=== Raw data ===

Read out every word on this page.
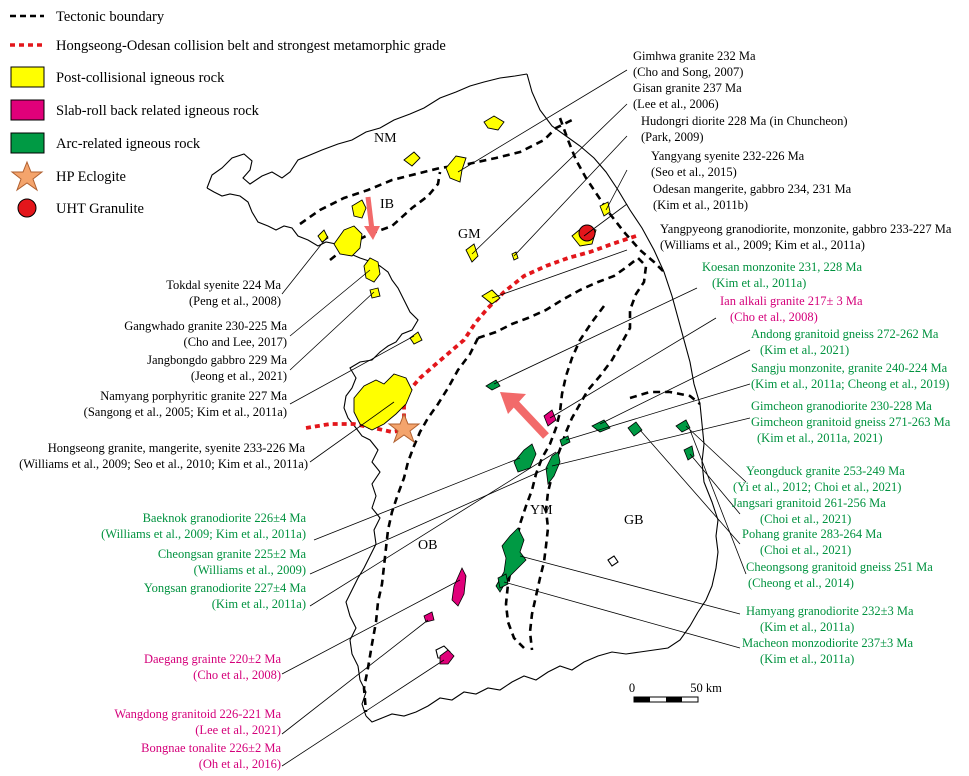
Tectonic boundary
Hongseong-Odesan collision belt and strongest metamorphic grade
Post-collisional igneous rock
Slab-roll back related igneous rock
Arc-related igneous rock
HP Eclogite
UHT Granulite
NM
IB
GM
OB
YM
GB
Gimhwa granite 232 Ma
(Cho and Song, 2007)
Gisan granite 237 Ma
(Lee et al., 2006)
Hudongri diorite 228 Ma (in Chuncheon)
(Park, 2009)
Yangyang syenite 232-226 Ma
(Seo et al., 2015)
Odesan mangerite, gabbro 234, 231 Ma
(Kim et al., 2011b)
Yangpyeong granodiorite, monzonite, gabbro 233-227 Ma
(Williams et al., 2009; Kim et al., 2011a)
Koesan monzonite 231, 228 Ma
(Kim et al., 2011a)
Ian alkali granite 217± 3 Ma
(Cho et al., 2008)
Andong granitoid gneiss 272-262 Ma
(Kim et al., 2021)
Sangju monzonite, granite 240-224 Ma
(Kim et al., 2011a; Cheong et al., 2019)
Gimcheon granodiorite 230-228 Ma
Gimcheon granitoid gneiss 271-263 Ma
(Kim et al., 2011a, 2021)
Yeongduck granite 253-249 Ma
(Yi et al., 2012; Choi et al., 2021)
Jangsari granitoid 261-256 Ma
(Choi et al., 2021)
Pohang granite 283-264 Ma
(Choi et al., 2021)
Cheongsong granitoid gneiss 251 Ma
(Cheong et al., 2014)
Hamyang granodiorite 232±3 Ma
(Kim et al., 2011a)
Macheon monzodiorite 237±3 Ma
(Kim et al., 2011a)
Tokdal syenite 224 Ma
(Peng et al., 2008)
Gangwhado granite 230-225 Ma
(Cho and Lee, 2017)
Jangbongdo gabbro 229 Ma
(Jeong et al., 2021)
Namyang porphyritic granite 227 Ma
(Sangong et al., 2005; Kim et al., 2011a)
Hongseong granite, mangerite, syenite 233-226 Ma
(Williams et al., 2009; Seo et al., 2010; Kim et al., 2011a)
Baeknok granodiorite 226±4 Ma
(Williams et al., 2009; Kim et al., 2011a)
Cheongsan granite 225±2 Ma
(Williams et al., 2009)
Yongsan granodiorite 227±4 Ma
(Kim et al., 2011a)
Daegang grainte 220±2 Ma
(Cho et al., 2008)
Wangdong granitoid 226-221 Ma
(Lee et al., 2021)
Bongnae tonalite 226±2 Ma
(Oh et al., 2016)
0	50 km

=== Directions ===
Go through the listing above and report how many of its lines contain the word "granodiorite", with only the number as output.

=== Answer to the exercise ===
5